**Material for this task:**
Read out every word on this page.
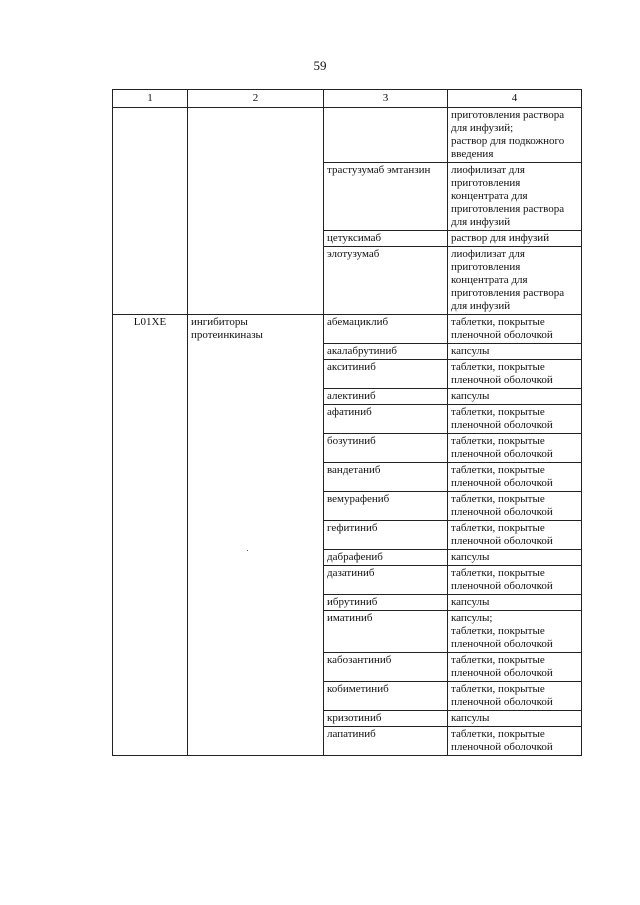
59
1	2	3	4

			приготовления раствора
для инфузий;
раствор для подкожного
введения

		трастузумаб эмтанзин	лиофилизат для
приготовления
концентрата для
приготовления раствора
для инфузий

		цетуксимаб	раствор для инфузий

		элотузумаб	лиофилизат для
приготовления
концентрата для
приготовления раствора
для инфузий

L01XE	ингибиторы
протеинкиназы	абемациклиб	таблетки, покрытые
пленочной оболочкой

		акалабрутиниб	капсулы

		акситиниб	таблетки, покрытые
пленочной оболочкой

		алектиниб	капсулы

		афатиниб	таблетки, покрытые
пленочной оболочкой

		бозутиниб	таблетки, покрытые
пленочной оболочкой

		вандетаниб	таблетки, покрытые
пленочной оболочкой

		вемурафениб	таблетки, покрытые
пленочной оболочкой

		гефитиниб	таблетки, покрытые
пленочной оболочкой

		дабрафениб	капсулы

		дазатиниб	таблетки, покрытые
пленочной оболочкой

		ибрутиниб	капсулы

		иматиниб	капсулы;
таблетки, покрытые
пленочной оболочкой

		кабозантиниб	таблетки, покрытые
пленочной оболочкой

		кобиметиниб	таблетки, покрытые
пленочной оболочкой

		кризотиниб	капсулы

		лапатиниб	таблетки, покрытые
пленочной оболочкой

**Work instructions:**
Identify each line of the material where the word "таблетки" shows up, and copy it.

**Result:**
протеинкиназы	абемациклиб	таблетки, покрытые
		акситиниб	таблетки, покрытые
		афатиниб	таблетки, покрытые
		бозутиниб	таблетки, покрытые
		вандетаниб	таблетки, покрытые
		вемурафениб	таблетки, покрытые
		гефитиниб	таблетки, покрытые
		дазатиниб	таблетки, покрытые
таблетки, покрытые
		кабозантиниб	таблетки, покрытые
		кобиметиниб	таблетки, покрытые
		лапатиниб	таблетки, покрытые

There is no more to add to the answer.